— TASK TO CARRY OUT —
Retype the data that follows line by line, exactly, and leave its pictures out.

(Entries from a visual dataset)
┌──

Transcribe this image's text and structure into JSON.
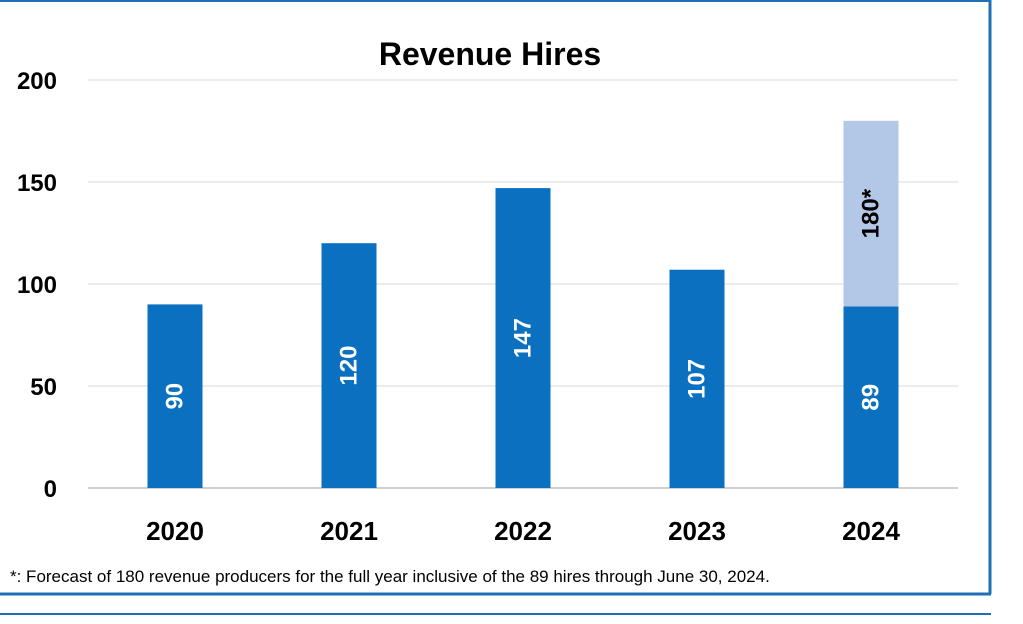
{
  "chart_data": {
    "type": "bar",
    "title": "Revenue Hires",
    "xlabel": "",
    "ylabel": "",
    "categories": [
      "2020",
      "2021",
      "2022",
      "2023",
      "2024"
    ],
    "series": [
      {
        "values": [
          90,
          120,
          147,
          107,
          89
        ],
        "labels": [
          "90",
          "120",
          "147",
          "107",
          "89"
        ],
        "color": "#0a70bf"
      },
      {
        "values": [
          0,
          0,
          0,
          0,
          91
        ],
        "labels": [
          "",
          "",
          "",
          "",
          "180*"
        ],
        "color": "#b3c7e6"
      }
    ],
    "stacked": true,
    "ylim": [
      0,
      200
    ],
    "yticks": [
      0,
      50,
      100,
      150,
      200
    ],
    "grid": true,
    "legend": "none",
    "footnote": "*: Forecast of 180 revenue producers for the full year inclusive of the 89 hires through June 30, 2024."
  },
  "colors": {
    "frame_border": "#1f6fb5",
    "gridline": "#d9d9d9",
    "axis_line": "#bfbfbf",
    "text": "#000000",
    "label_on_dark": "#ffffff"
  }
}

└──

— WRITTEN SOLUTION —
Transcribe this image's text and structure into JSON.
{
  "chart_data": {
    "type": "bar",
    "title": "Revenue Hires",
    "xlabel": "",
    "ylabel": "",
    "categories": [
      "2020",
      "2021",
      "2022",
      "2023",
      "2024"
    ],
    "series": [
      {
        "values": [
          90,
          120,
          147,
          107,
          89
        ],
        "labels": [
          "90",
          "120",
          "147",
          "107",
          "89"
        ],
        "color": "#0a70bf"
      },
      {
        "values": [
          0,
          0,
          0,
          0,
          91
        ],
        "labels": [
          "",
          "",
          "",
          "",
          "180*"
        ],
        "color": "#b3c7e6"
      }
    ],
    "stacked": true,
    "ylim": [
      0,
      200
    ],
    "yticks": [
      0,
      50,
      100,
      150,
      200
    ],
    "grid": true,
    "legend": "none",
    "footnote": "*: Forecast of 180 revenue producers for the full year inclusive of the 89 hires through June 30, 2024."
  },
  "colors": {
    "frame_border": "#1f6fb5",
    "gridline": "#d9d9d9",
    "axis_line": "#bfbfbf",
    "text": "#000000",
    "label_on_dark": "#ffffff"
  }
}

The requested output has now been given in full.